- [Task description]: Quote the listing below in full and exactly as written, but omit every picture.

★ ★ ★

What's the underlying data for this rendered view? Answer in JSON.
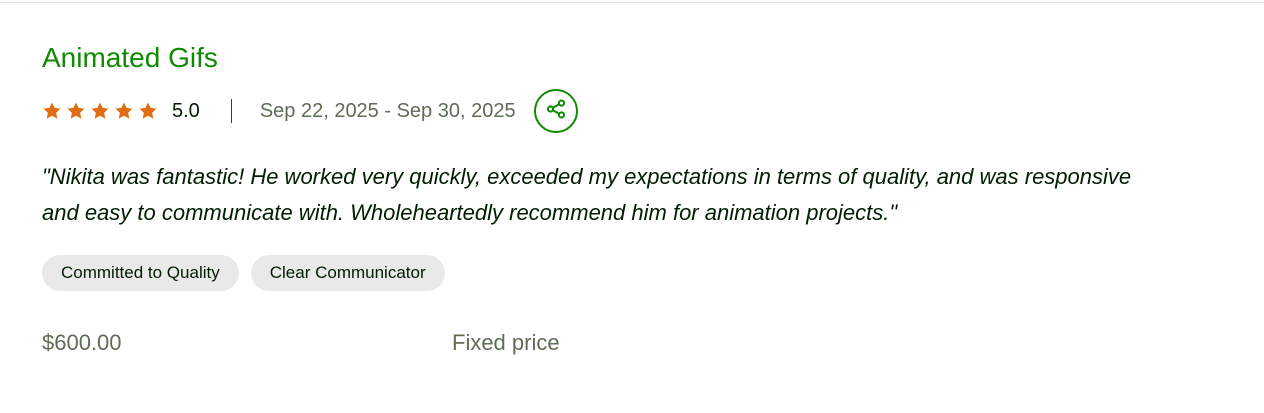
{
  "review": {
    "title": "Animated Gifs",
    "rating": "5.0",
    "stars_filled": 5,
    "stars_total": 5,
    "date_range": "Sep 22, 2025 - Sep 30, 2025",
    "share_icon": "share-icon",
    "feedback": "\"Nikita was fantastic! He worked very quickly, exceeded my expectations in terms of quality, and was responsive and easy to communicate with. Wholeheartedly recommend him for animation projects.\"",
    "tags": [
      "Committed to Quality",
      "Clear Communicator"
    ],
    "price": "$600.00",
    "price_type": "Fixed price"
  },
  "colors": {
    "accent": "#108a00",
    "star": "#e06d10",
    "muted_text": "#5e6d55",
    "tag_bg": "#e9e9e9"
  }
}
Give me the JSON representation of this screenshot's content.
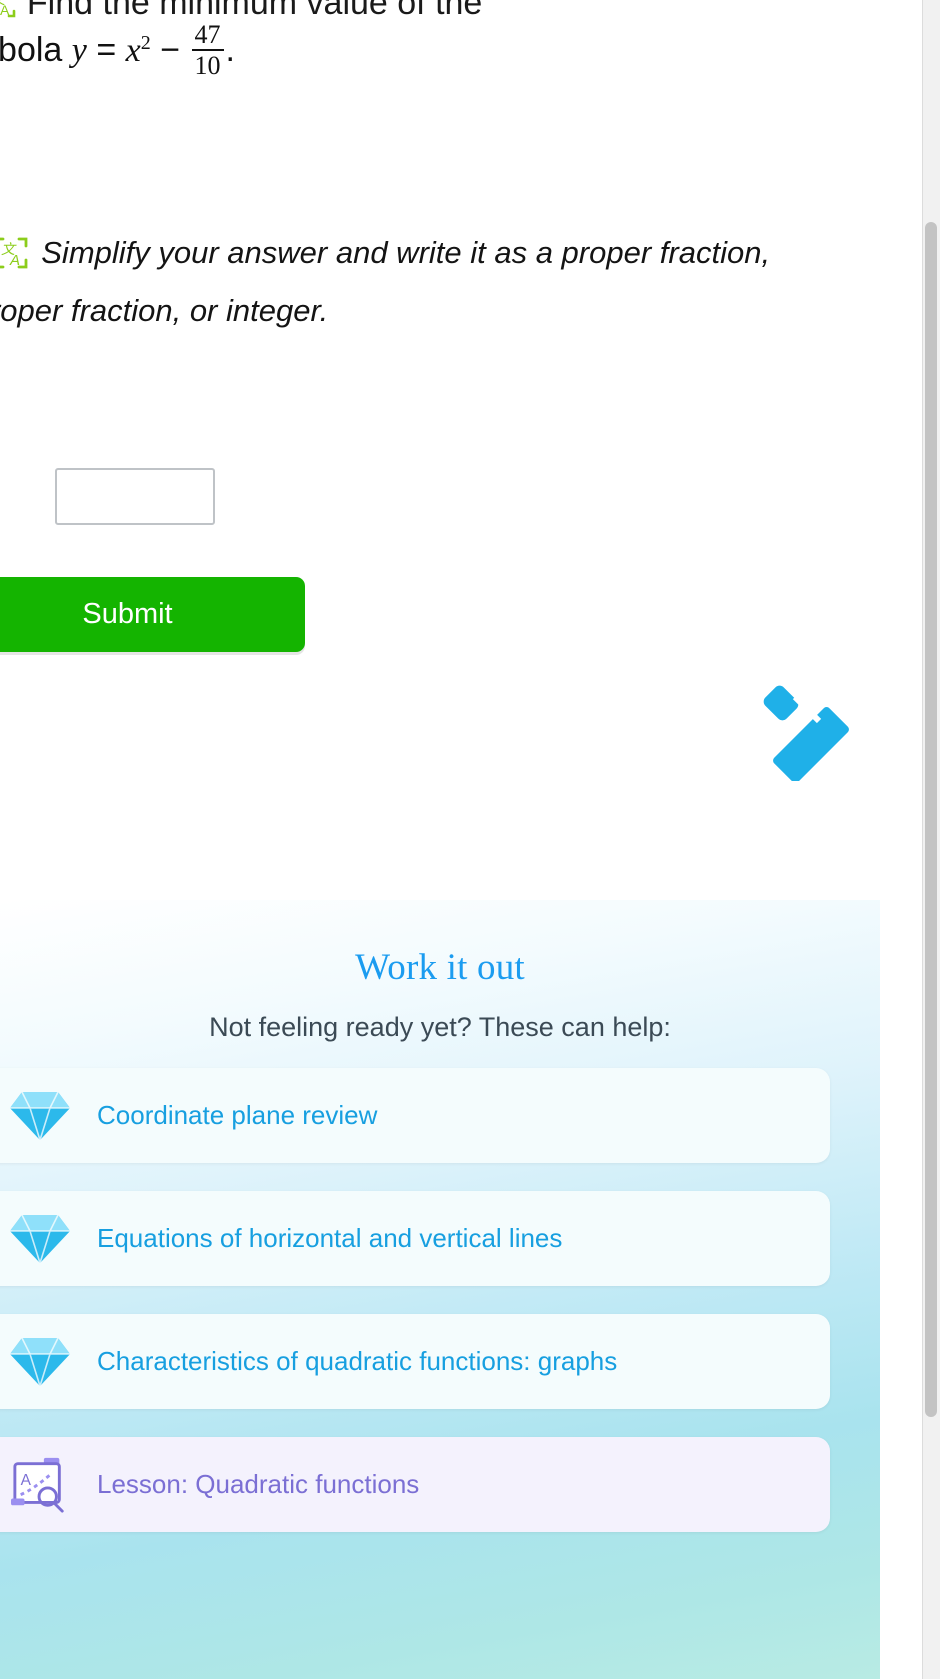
{
  "question": {
    "top_line_fragment": "Find the minimum value of the",
    "body_prefix": "parabola",
    "equation": {
      "lhs": "y",
      "equals": "=",
      "base": "x",
      "exponent": "2",
      "operator": "−",
      "fraction_numerator": "47",
      "fraction_denominator": "10",
      "period": "."
    },
    "audio_icon": "speaker-audio-icon",
    "translate_icon": "translate-icon"
  },
  "instruction": {
    "text": "Simplify your answer and write it as a proper fraction, improper fraction, or integer.",
    "audio_icon": "speaker-audio-icon",
    "translate_icon": "translate-icon"
  },
  "answer": {
    "value": "",
    "placeholder": ""
  },
  "submit": {
    "label": "Submit",
    "color": "#14b400"
  },
  "pencil": {
    "icon": "pencil-icon",
    "color": "#1fb0e8"
  },
  "work_it_out": {
    "title": "Work it out",
    "title_color": "#1b9cf0",
    "subtitle": "Not feeling ready yet? These can help:",
    "cards": [
      {
        "label": "Coordinate plane review",
        "icon": "diamond-gem-icon",
        "kind": "skill"
      },
      {
        "label": "Equations of horizontal and vertical lines",
        "icon": "diamond-gem-icon",
        "kind": "skill"
      },
      {
        "label": "Characteristics of quadratic functions: graphs",
        "icon": "diamond-gem-icon",
        "kind": "skill"
      },
      {
        "label": "Lesson: Quadratic functions",
        "icon": "lesson-board-icon",
        "kind": "lesson"
      }
    ]
  },
  "scrollbar": {
    "present": true
  }
}
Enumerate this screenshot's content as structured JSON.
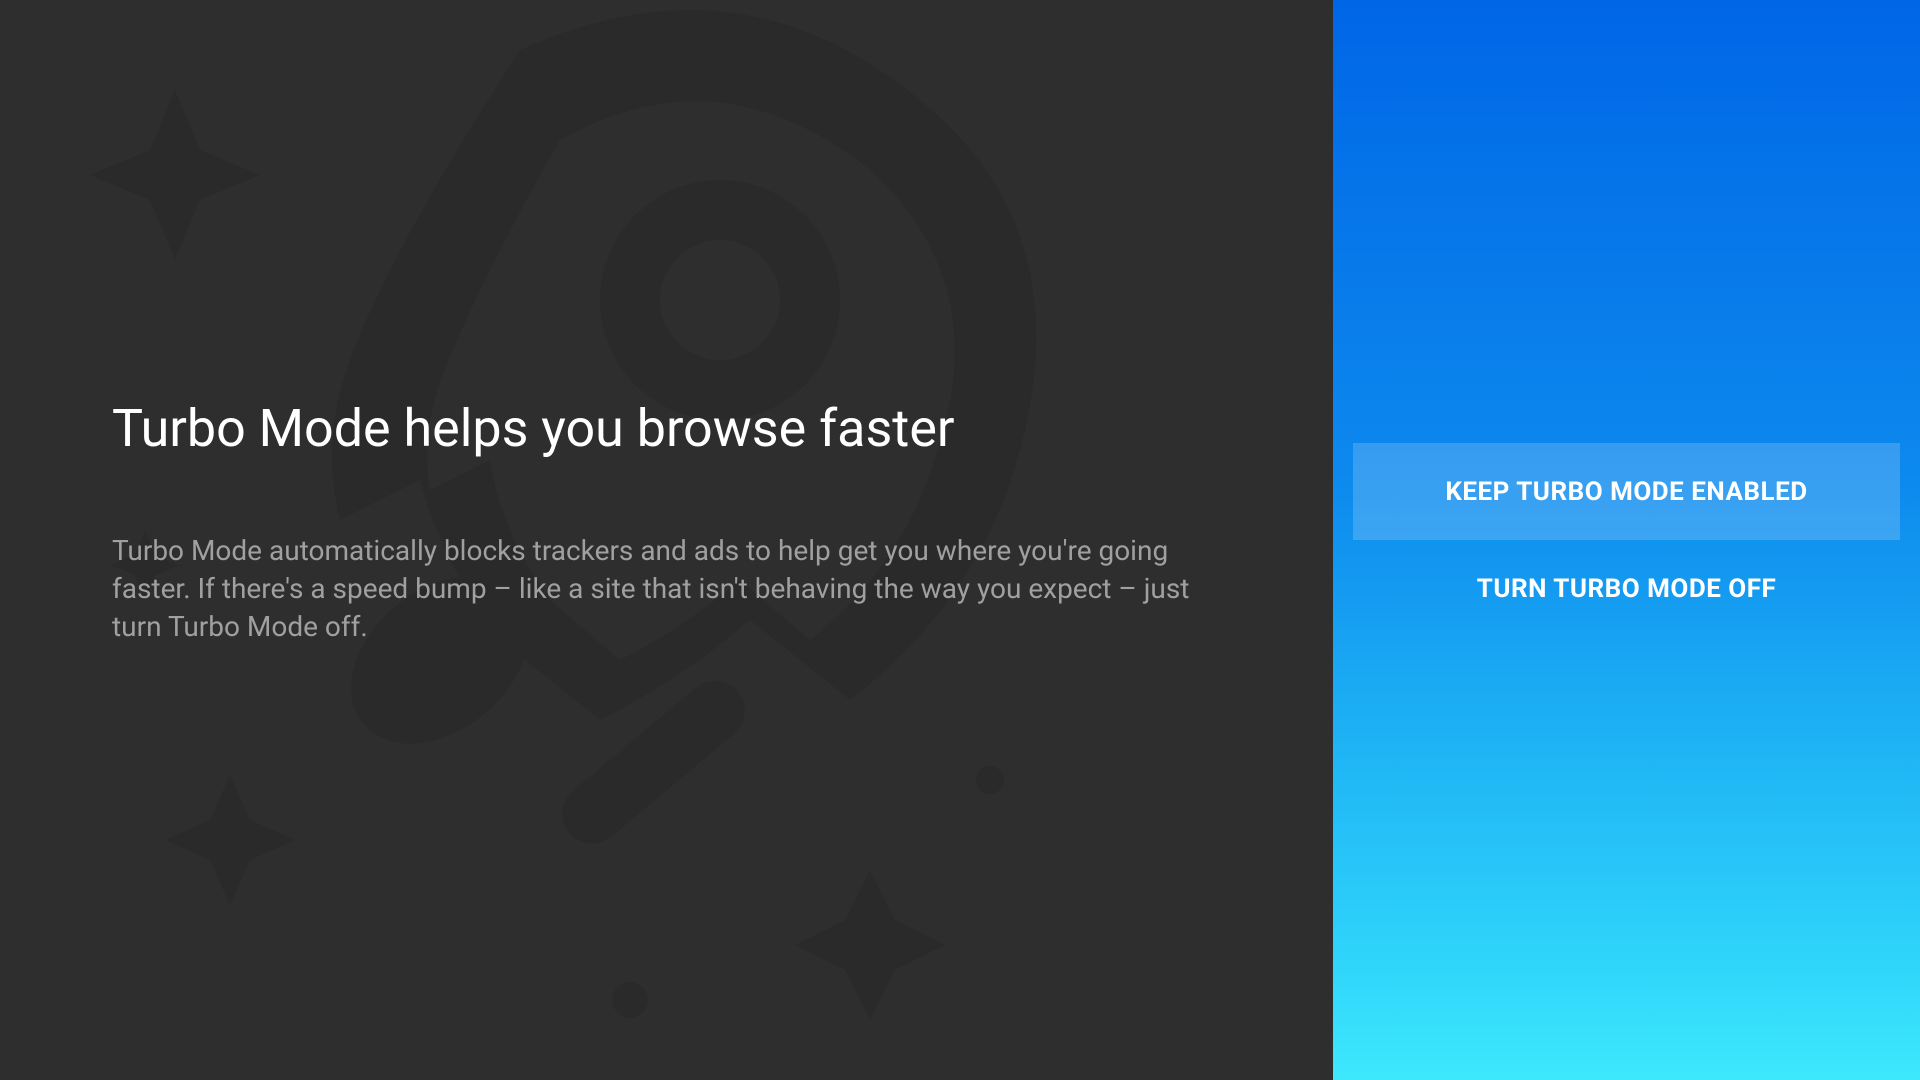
{
  "content": {
    "heading": "Turbo Mode helps you browse faster",
    "description": "Turbo Mode automatically blocks trackers and ads to help get you where you're going faster. If there's a speed bump – like a site that isn't behaving the way you expect – just turn Turbo Mode off."
  },
  "actions": {
    "keep_enabled_label": "KEEP TURBO MODE ENABLED",
    "turn_off_label": "TURN TURBO MODE OFF"
  },
  "colors": {
    "background_dark": "#2e2e2e",
    "gradient_top": "#0066e6",
    "gradient_bottom": "#3ee8fc",
    "text_white": "#ffffff",
    "text_muted": "#a0a0a0"
  }
}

★ ★ ★

- [Answer to this problem]:
What's the underlying data for this rendered view? Answer in JSON.
{
  "review": {
    "title": "Animated Gifs",
    "rating": "5.0",
    "stars_filled": 5,
    "stars_total": 5,
    "date_range": "Sep 22, 2025 - Sep 30, 2025",
    "share_icon": "share-icon",
    "feedback": "\"Nikita was fantastic! He worked very quickly, exceeded my expectations in terms of quality, and was responsive and easy to communicate with. Wholeheartedly recommend him for animation projects.\"",
    "tags": [
      "Committed to Quality",
      "Clear Communicator"
    ],
    "price": "$600.00",
    "price_type": "Fixed price"
  },
  "colors": {
    "accent": "#108a00",
    "star": "#e06d10",
    "muted_text": "#5e6d55",
    "tag_bg": "#e9e9e9"
  }
}
Give me the JSON representation of this screenshot's content.
{
  "question": {
    "top_line_fragment": "Find the minimum value of the",
    "body_prefix": "parabola",
    "equation": {
      "lhs": "y",
      "equals": "=",
      "base": "x",
      "exponent": "2",
      "operator": "−",
      "fraction_numerator": "47",
      "fraction_denominator": "10",
      "period": "."
    },
    "audio_icon": "speaker-audio-icon",
    "translate_icon": "translate-icon"
  },
  "instruction": {
    "text": "Simplify your answer and write it as a proper fraction, improper fraction, or integer.",
    "audio_icon": "speaker-audio-icon",
    "translate_icon": "translate-icon"
  },
  "answer": {
    "value": "",
    "placeholder": ""
  },
  "submit": {
    "label": "Submit",
    "color": "#14b400"
  },
  "pencil": {
    "icon": "pencil-icon",
    "color": "#1fb0e8"
  },
  "work_it_out": {
    "title": "Work it out",
    "title_color": "#1b9cf0",
    "subtitle": "Not feeling ready yet? These can help:",
    "cards": [
      {
        "label": "Coordinate plane review",
        "icon": "diamond-gem-icon",
        "kind": "skill"
      },
      {
        "label": "Equations of horizontal and vertical lines",
        "icon": "diamond-gem-icon",
        "kind": "skill"
      },
      {
        "label": "Characteristics of quadratic functions: graphs",
        "icon": "diamond-gem-icon",
        "kind": "skill"
      },
      {
        "label": "Lesson: Quadratic functions",
        "icon": "lesson-board-icon",
        "kind": "lesson"
      }
    ]
  },
  "scrollbar": {
    "present": true
  }
}
Enumerate this screenshot's content as structured JSON.
{
  "content": {
    "heading": "Turbo Mode helps you browse faster",
    "description": "Turbo Mode automatically blocks trackers and ads to help get you where you're going faster. If there's a speed bump – like a site that isn't behaving the way you expect – just turn Turbo Mode off."
  },
  "actions": {
    "keep_enabled_label": "KEEP TURBO MODE ENABLED",
    "turn_off_label": "TURN TURBO MODE OFF"
  },
  "colors": {
    "background_dark": "#2e2e2e",
    "gradient_top": "#0066e6",
    "gradient_bottom": "#3ee8fc",
    "text_white": "#ffffff",
    "text_muted": "#a0a0a0"
  }
}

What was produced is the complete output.